**Given problem:**
Find the string "false" in the records. Copy every line it appears in.

Figure contents as structured data:
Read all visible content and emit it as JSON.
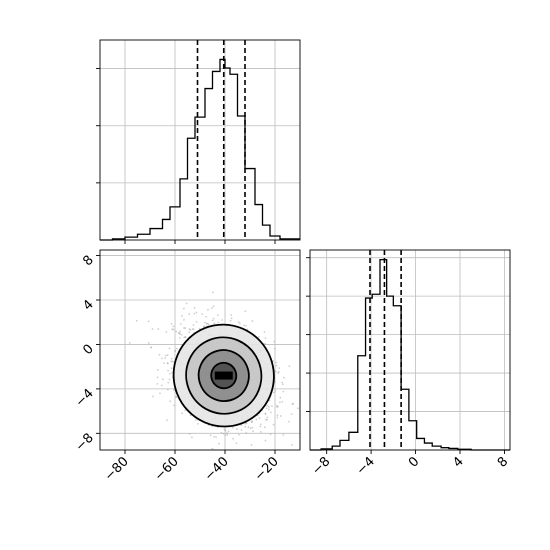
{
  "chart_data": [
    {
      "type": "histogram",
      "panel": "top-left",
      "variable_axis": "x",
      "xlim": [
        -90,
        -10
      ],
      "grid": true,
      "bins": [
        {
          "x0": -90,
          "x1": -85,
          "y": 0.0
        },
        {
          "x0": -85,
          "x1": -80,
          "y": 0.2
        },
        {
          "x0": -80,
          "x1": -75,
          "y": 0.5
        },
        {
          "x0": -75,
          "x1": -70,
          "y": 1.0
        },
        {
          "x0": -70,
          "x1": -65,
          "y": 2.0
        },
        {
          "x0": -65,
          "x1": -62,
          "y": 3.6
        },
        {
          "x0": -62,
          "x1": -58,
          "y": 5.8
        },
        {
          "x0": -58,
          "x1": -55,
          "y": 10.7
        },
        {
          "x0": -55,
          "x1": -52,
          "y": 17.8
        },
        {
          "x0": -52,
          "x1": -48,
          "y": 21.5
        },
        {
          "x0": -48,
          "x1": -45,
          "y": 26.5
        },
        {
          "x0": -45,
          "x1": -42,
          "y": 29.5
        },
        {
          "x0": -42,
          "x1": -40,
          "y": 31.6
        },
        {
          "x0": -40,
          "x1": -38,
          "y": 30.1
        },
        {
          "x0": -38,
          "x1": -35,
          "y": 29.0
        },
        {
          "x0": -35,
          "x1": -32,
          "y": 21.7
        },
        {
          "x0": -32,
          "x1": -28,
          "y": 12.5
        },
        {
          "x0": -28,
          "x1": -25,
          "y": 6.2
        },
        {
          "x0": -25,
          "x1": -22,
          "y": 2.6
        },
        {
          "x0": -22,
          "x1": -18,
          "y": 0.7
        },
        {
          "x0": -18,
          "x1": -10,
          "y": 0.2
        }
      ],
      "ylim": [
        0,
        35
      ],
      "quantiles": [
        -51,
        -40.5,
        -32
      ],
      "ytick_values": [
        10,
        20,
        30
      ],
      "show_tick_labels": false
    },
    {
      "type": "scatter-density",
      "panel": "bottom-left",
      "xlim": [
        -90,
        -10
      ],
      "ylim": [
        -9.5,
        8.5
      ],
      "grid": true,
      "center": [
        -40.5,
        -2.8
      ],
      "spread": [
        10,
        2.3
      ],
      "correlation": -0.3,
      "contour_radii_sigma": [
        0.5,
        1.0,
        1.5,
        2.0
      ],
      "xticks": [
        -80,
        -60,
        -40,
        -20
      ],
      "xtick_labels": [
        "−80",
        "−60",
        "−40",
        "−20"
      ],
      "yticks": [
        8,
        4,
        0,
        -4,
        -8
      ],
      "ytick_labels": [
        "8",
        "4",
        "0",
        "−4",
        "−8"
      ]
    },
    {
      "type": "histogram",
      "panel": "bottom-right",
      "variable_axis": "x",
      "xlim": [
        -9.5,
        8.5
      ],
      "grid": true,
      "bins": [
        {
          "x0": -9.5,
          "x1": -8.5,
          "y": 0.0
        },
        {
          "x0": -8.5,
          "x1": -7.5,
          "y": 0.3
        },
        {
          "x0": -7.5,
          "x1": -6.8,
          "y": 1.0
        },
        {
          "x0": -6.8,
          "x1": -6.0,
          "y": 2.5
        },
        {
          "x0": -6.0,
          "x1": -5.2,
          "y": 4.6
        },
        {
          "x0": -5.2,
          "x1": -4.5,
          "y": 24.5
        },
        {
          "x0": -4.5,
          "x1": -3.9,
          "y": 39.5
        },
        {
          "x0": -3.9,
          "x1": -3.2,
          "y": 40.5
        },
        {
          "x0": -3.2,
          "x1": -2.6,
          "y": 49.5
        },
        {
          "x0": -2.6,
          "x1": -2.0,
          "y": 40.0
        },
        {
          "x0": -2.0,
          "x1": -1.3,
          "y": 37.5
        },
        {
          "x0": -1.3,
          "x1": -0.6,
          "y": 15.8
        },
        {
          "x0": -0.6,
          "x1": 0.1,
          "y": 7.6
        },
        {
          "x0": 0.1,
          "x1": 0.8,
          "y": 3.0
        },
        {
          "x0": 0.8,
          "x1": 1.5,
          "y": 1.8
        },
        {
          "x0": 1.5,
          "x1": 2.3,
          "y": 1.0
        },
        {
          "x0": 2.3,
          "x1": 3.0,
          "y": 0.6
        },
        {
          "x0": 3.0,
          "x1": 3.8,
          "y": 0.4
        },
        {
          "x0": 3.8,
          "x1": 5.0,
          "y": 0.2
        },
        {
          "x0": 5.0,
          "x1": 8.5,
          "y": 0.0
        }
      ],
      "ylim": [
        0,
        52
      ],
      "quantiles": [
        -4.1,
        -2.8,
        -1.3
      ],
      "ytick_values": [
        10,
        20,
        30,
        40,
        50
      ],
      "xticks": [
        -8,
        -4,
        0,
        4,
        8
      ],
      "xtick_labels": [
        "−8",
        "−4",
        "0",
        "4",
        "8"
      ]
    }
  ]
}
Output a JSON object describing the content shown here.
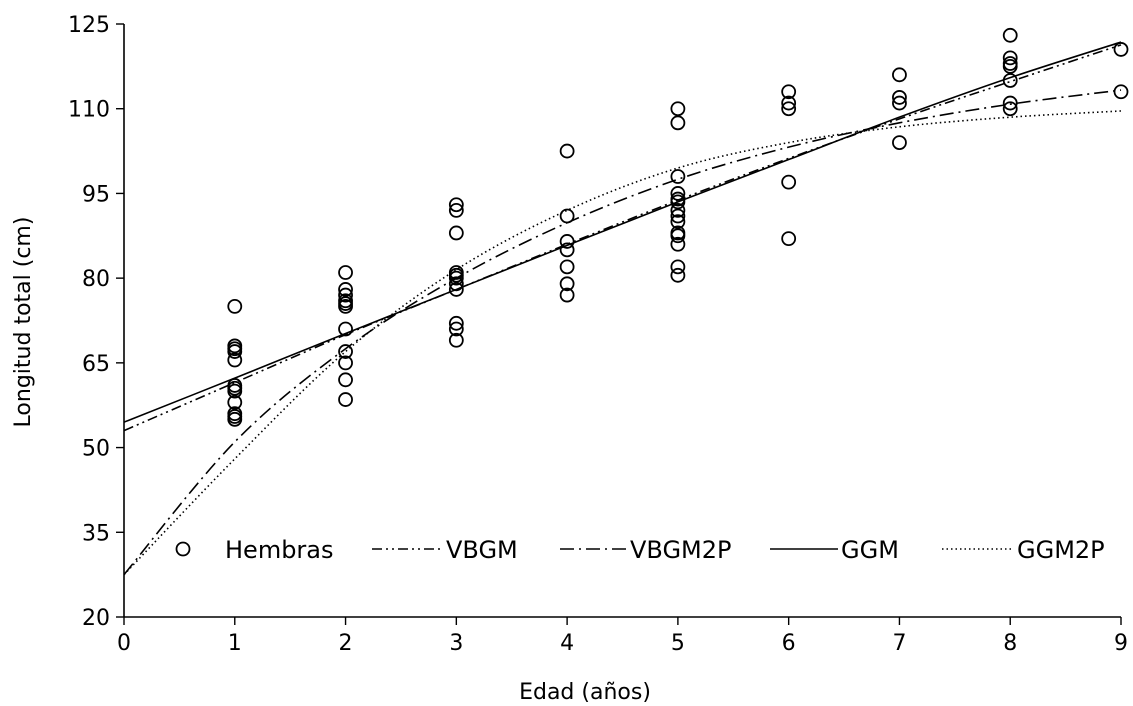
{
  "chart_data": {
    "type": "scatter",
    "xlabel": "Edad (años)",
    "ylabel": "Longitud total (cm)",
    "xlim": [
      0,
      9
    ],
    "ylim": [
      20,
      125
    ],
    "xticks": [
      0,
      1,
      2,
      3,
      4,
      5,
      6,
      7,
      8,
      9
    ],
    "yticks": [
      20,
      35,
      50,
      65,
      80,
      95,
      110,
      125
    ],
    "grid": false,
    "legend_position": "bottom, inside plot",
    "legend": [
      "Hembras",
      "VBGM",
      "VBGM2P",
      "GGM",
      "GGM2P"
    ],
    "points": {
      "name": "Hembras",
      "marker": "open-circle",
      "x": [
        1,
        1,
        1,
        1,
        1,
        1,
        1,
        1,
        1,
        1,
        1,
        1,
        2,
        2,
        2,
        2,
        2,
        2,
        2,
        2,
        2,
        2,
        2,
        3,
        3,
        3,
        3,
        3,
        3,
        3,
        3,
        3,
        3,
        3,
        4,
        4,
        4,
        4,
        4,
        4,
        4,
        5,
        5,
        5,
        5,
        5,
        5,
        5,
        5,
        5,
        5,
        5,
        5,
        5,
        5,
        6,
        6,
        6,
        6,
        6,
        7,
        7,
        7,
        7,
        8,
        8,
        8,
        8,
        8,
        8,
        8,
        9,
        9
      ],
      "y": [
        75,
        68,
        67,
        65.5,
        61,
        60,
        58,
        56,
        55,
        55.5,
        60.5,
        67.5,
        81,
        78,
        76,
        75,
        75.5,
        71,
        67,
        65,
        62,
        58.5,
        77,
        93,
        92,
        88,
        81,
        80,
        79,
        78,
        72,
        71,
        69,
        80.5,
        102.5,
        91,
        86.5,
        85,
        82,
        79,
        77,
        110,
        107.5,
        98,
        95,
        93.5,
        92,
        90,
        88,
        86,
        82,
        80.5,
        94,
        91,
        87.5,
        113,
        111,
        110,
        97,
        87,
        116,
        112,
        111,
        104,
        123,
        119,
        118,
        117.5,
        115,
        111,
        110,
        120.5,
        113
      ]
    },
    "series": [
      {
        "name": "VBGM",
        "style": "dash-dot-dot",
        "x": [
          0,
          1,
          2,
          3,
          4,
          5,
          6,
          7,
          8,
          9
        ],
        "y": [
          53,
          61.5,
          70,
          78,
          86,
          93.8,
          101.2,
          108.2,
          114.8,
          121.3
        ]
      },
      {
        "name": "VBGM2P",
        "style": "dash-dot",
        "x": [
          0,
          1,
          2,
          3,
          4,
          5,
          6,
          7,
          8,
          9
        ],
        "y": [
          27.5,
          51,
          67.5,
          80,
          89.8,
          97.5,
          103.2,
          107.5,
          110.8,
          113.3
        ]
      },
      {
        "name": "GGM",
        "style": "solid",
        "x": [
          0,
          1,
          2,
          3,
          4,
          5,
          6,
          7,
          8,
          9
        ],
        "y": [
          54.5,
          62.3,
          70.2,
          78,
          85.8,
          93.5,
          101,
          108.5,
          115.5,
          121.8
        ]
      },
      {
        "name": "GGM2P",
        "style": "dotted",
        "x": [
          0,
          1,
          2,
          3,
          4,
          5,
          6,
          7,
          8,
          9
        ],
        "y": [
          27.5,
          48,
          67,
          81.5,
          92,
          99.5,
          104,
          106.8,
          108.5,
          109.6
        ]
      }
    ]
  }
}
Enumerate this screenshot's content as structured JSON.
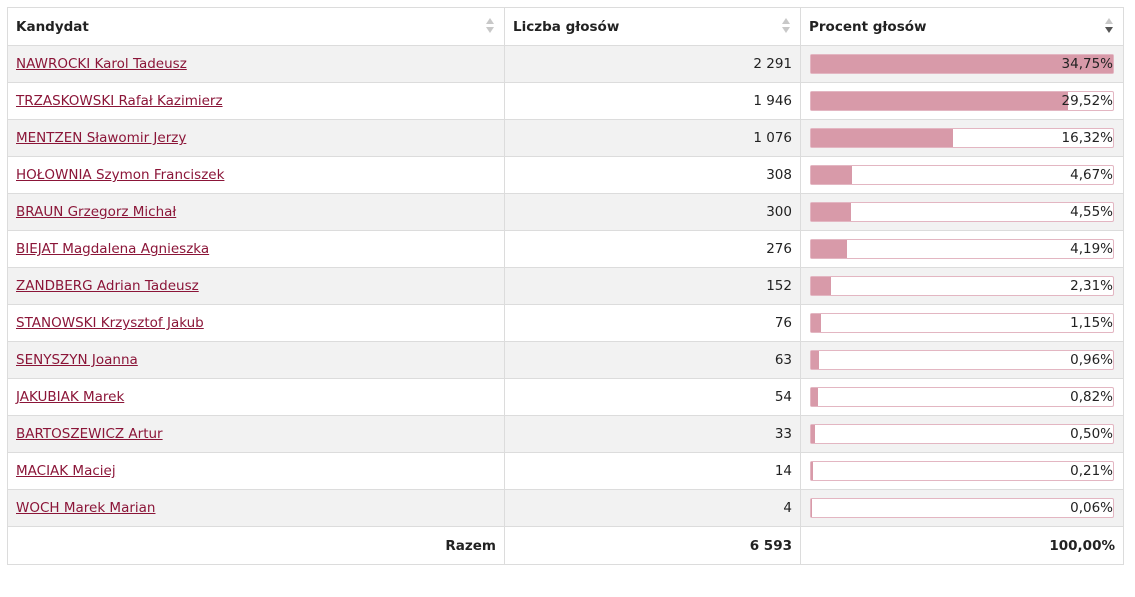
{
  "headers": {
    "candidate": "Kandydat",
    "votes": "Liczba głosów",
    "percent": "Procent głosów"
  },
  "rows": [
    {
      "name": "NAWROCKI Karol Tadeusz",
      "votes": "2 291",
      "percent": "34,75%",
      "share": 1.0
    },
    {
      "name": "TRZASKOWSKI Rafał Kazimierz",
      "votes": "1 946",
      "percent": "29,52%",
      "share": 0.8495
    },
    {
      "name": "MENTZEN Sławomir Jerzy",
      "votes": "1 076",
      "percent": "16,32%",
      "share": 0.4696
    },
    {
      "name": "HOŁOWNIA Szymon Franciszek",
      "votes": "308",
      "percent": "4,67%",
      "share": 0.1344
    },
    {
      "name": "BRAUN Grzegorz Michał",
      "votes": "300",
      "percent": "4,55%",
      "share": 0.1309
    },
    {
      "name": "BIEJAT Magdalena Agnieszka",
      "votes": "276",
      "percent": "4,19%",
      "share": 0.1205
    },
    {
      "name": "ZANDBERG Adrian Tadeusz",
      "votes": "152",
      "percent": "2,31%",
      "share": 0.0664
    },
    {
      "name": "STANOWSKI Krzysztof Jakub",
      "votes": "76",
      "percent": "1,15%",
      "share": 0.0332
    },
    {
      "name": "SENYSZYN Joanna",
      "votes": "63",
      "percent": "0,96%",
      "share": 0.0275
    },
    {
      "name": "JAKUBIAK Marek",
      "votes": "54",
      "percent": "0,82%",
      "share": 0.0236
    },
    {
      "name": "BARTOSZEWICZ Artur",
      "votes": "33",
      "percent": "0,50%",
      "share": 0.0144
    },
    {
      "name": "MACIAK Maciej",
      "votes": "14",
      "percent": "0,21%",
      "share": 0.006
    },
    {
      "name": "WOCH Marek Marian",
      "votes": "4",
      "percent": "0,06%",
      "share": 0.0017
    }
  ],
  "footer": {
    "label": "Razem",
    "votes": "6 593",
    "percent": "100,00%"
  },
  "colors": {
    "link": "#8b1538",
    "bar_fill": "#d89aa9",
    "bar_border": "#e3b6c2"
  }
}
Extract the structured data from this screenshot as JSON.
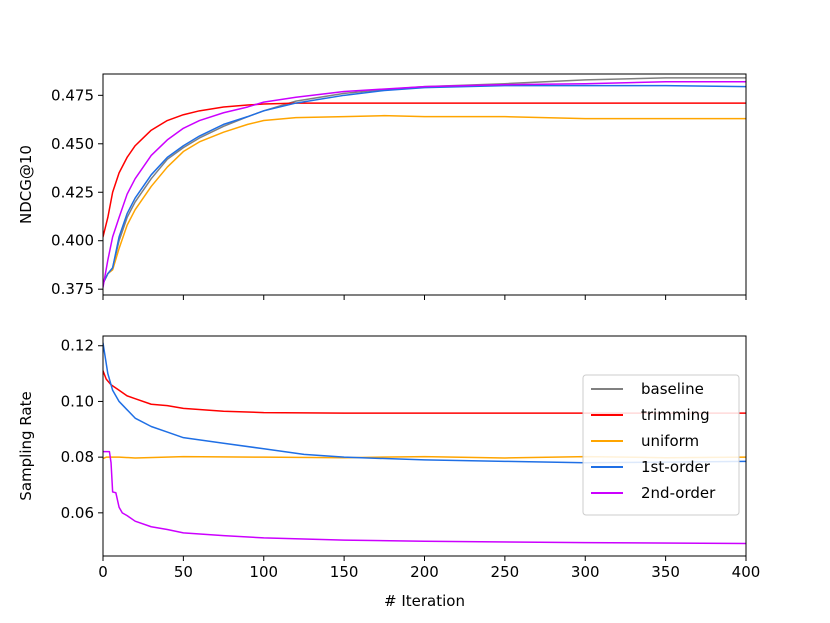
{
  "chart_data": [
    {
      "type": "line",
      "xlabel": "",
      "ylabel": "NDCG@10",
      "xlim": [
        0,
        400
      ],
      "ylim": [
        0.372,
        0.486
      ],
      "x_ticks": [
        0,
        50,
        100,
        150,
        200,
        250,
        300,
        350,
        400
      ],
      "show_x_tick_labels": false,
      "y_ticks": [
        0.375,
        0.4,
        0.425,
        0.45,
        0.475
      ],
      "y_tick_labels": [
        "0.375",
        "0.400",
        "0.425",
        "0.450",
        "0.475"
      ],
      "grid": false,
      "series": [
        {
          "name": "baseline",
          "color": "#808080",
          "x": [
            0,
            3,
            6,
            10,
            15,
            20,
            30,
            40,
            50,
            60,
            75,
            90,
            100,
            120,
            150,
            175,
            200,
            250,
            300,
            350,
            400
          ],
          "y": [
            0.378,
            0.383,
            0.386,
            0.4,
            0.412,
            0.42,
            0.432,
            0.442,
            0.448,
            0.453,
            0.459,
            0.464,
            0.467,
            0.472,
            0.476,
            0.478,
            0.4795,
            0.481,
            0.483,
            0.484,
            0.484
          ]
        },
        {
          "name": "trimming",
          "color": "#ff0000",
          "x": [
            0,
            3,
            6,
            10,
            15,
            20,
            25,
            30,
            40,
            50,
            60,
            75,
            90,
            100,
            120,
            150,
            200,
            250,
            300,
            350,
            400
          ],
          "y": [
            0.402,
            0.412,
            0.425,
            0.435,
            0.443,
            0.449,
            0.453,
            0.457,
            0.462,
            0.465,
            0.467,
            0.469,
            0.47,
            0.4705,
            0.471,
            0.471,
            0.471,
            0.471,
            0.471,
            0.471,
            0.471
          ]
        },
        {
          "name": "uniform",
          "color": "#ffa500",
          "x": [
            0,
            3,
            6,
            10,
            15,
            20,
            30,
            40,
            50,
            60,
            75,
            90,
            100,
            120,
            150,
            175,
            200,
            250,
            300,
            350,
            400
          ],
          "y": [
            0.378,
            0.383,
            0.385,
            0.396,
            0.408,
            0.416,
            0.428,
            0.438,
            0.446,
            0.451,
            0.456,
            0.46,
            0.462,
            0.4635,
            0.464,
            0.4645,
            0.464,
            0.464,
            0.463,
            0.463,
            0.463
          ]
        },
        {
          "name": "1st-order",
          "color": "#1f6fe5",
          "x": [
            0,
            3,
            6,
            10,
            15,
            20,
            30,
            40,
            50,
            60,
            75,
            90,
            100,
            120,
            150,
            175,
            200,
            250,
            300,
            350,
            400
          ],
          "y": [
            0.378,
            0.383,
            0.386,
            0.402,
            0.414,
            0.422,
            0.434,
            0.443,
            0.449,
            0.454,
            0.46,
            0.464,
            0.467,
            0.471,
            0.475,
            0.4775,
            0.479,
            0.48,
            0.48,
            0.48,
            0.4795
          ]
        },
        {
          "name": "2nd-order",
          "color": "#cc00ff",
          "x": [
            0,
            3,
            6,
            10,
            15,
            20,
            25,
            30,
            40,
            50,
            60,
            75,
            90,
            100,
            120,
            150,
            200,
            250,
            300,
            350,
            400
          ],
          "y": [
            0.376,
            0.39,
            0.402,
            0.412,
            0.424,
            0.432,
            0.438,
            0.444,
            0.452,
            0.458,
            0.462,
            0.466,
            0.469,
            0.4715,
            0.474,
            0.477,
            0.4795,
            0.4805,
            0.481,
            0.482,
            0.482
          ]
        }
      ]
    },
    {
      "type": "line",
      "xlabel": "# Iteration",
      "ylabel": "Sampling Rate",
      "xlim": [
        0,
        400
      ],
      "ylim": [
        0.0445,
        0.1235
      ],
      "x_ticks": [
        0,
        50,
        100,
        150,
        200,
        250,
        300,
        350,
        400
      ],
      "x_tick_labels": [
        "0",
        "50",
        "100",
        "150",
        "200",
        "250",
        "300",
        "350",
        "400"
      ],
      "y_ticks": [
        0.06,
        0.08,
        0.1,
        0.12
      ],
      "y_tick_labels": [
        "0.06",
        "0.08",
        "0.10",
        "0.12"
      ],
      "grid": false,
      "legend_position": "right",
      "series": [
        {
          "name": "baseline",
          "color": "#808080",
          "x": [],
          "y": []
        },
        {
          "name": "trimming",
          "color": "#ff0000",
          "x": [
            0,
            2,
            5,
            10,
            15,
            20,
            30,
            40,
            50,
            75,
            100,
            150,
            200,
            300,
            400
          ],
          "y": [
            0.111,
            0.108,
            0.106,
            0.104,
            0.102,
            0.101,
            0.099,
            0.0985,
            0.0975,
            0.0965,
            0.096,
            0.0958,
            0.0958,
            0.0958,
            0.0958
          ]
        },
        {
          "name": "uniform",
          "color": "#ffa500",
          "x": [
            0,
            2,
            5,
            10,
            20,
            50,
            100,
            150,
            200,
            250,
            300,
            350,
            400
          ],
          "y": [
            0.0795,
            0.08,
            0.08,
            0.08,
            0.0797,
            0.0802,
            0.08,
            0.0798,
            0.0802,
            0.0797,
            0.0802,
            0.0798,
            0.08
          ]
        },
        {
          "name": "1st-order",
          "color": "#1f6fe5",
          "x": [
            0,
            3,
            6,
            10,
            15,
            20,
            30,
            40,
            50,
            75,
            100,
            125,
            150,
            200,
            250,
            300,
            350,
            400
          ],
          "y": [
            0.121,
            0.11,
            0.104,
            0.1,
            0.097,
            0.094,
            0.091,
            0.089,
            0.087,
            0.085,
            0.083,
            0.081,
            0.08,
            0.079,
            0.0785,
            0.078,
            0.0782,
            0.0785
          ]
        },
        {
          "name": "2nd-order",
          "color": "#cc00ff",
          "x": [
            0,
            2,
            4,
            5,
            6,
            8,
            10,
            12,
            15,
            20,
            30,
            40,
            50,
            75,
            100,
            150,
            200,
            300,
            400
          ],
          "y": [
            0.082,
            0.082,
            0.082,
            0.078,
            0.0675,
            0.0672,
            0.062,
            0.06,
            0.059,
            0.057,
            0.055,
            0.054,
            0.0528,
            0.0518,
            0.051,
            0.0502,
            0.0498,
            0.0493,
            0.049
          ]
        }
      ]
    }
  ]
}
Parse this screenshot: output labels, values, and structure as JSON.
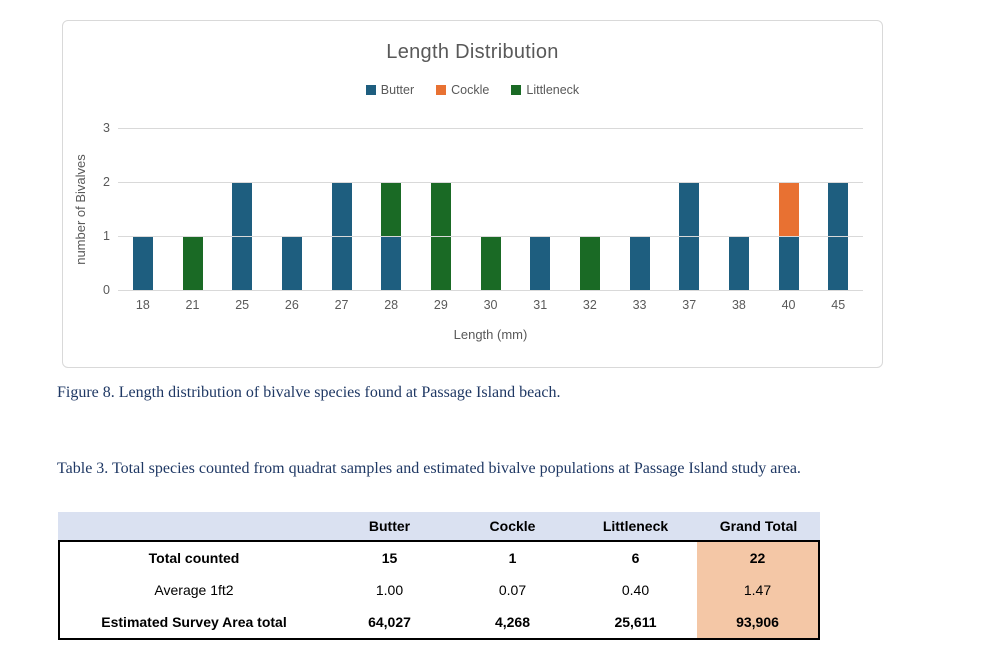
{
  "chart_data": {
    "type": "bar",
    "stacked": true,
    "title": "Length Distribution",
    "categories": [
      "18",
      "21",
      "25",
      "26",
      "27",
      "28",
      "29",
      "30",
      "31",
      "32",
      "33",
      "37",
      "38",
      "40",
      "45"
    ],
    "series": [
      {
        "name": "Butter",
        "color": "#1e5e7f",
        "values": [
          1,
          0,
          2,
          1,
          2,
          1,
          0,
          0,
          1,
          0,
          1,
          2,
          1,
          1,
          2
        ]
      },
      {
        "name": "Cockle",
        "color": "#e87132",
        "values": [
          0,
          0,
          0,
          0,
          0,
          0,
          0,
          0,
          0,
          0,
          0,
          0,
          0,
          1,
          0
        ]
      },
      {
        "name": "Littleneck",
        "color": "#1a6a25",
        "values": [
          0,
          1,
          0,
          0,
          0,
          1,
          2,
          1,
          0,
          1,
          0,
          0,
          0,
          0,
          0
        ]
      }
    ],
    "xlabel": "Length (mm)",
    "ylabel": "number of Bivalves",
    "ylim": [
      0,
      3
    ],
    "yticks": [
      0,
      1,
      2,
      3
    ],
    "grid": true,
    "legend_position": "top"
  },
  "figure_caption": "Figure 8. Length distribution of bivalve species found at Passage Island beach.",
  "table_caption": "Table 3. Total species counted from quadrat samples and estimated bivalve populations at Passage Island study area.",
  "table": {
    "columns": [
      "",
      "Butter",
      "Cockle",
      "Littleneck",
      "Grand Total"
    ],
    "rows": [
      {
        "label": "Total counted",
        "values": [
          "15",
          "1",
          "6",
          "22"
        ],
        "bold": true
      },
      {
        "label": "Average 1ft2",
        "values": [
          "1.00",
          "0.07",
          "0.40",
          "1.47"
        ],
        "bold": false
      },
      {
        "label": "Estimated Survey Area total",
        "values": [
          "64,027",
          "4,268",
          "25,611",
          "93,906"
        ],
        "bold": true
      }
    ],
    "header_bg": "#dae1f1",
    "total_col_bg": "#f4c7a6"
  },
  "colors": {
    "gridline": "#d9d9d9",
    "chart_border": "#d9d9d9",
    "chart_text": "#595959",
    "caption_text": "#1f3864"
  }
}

**Written answer:**
      "show_tick_labels": false
    "grid": false,
      "show_x_tick_labels": false,
      "grid": false,
      "grid": false,
        "bold": false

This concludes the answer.